_TASK OBJECTIVE_:
Without including any pictures, copy each entry below exactly.

— START —

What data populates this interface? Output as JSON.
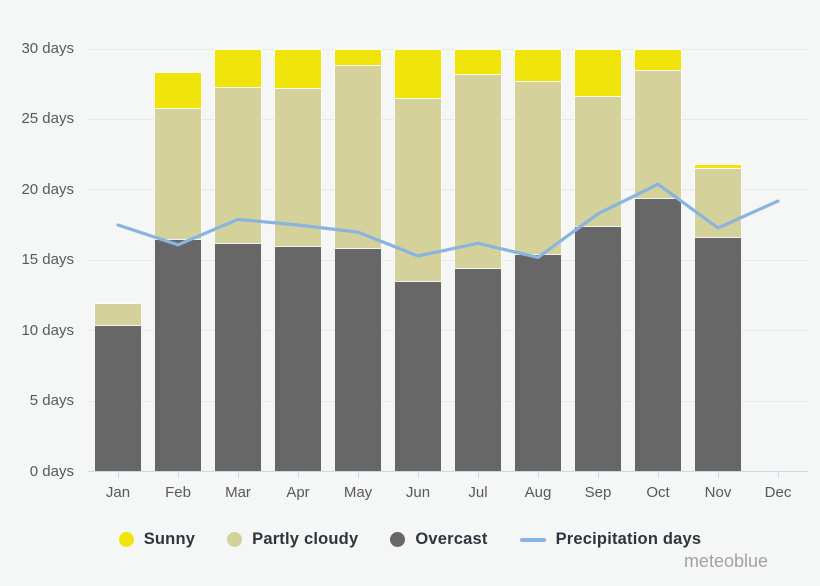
{
  "watermark": "meteoblue",
  "palette": {
    "background": "#f5f6f6",
    "grid": "#e9e9e9",
    "axis": "#ccd8ec",
    "axis_label_text": "#58595b",
    "legend_text": "#32343c",
    "watermark_text": "#a2a2a2"
  },
  "chart_data": {
    "type": "bar",
    "stacked": true,
    "title": "",
    "xlabel": "",
    "ylabel": "",
    "categories": [
      "Jan",
      "Feb",
      "Mar",
      "Apr",
      "May",
      "Jun",
      "Jul",
      "Aug",
      "Sep",
      "Oct",
      "Nov",
      "Dec"
    ],
    "ylim": [
      0,
      30
    ],
    "ytick_step": 5,
    "ytick_labels": [
      "0 days",
      "5 days",
      "10 days",
      "15 days",
      "20 days",
      "25 days",
      "30 days"
    ],
    "grid": true,
    "legend_position": "bottom",
    "series": [
      {
        "name": "Sunny",
        "type": "bar",
        "color": "#f1e40b",
        "values": [
          0,
          2.5,
          2.7,
          2.8,
          1.2,
          3.5,
          1.8,
          2.3,
          3.4,
          1.5,
          0.3,
          0
        ]
      },
      {
        "name": "Partly cloudy",
        "type": "bar",
        "color": "#d4d19a",
        "values": [
          1.5,
          9.3,
          11.1,
          11.2,
          13.0,
          13.0,
          13.8,
          12.3,
          9.2,
          9.1,
          4.9,
          0
        ]
      },
      {
        "name": "Overcast",
        "type": "bar",
        "color": "#676767",
        "values": [
          10.4,
          16.5,
          16.2,
          16.0,
          15.8,
          13.5,
          14.4,
          15.4,
          17.4,
          19.4,
          16.6,
          0
        ]
      },
      {
        "name": "Precipitation days",
        "type": "line",
        "color": "#8ab4e0",
        "values": [
          17.5,
          16.1,
          17.9,
          17.5,
          17.0,
          15.3,
          16.2,
          15.2,
          18.3,
          20.4,
          17.3,
          19.2
        ]
      }
    ]
  }
}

— END —

_PROBLEM SOLUTION_:
What data populates this interface? Output as JSON.
{
  "watermark": "meteoblue",
  "palette": {
    "background": "#f5f6f6",
    "grid": "#e9e9e9",
    "axis": "#ccd8ec",
    "axis_label_text": "#58595b",
    "legend_text": "#32343c",
    "watermark_text": "#a2a2a2"
  },
  "chart_data": {
    "type": "bar",
    "stacked": true,
    "title": "",
    "xlabel": "",
    "ylabel": "",
    "categories": [
      "Jan",
      "Feb",
      "Mar",
      "Apr",
      "May",
      "Jun",
      "Jul",
      "Aug",
      "Sep",
      "Oct",
      "Nov",
      "Dec"
    ],
    "ylim": [
      0,
      30
    ],
    "ytick_step": 5,
    "ytick_labels": [
      "0 days",
      "5 days",
      "10 days",
      "15 days",
      "20 days",
      "25 days",
      "30 days"
    ],
    "grid": true,
    "legend_position": "bottom",
    "series": [
      {
        "name": "Sunny",
        "type": "bar",
        "color": "#f1e40b",
        "values": [
          0,
          2.5,
          2.7,
          2.8,
          1.2,
          3.5,
          1.8,
          2.3,
          3.4,
          1.5,
          0.3,
          0
        ]
      },
      {
        "name": "Partly cloudy",
        "type": "bar",
        "color": "#d4d19a",
        "values": [
          1.5,
          9.3,
          11.1,
          11.2,
          13.0,
          13.0,
          13.8,
          12.3,
          9.2,
          9.1,
          4.9,
          0
        ]
      },
      {
        "name": "Overcast",
        "type": "bar",
        "color": "#676767",
        "values": [
          10.4,
          16.5,
          16.2,
          16.0,
          15.8,
          13.5,
          14.4,
          15.4,
          17.4,
          19.4,
          16.6,
          0
        ]
      },
      {
        "name": "Precipitation days",
        "type": "line",
        "color": "#8ab4e0",
        "values": [
          17.5,
          16.1,
          17.9,
          17.5,
          17.0,
          15.3,
          16.2,
          15.2,
          18.3,
          20.4,
          17.3,
          19.2
        ]
      }
    ]
  }
}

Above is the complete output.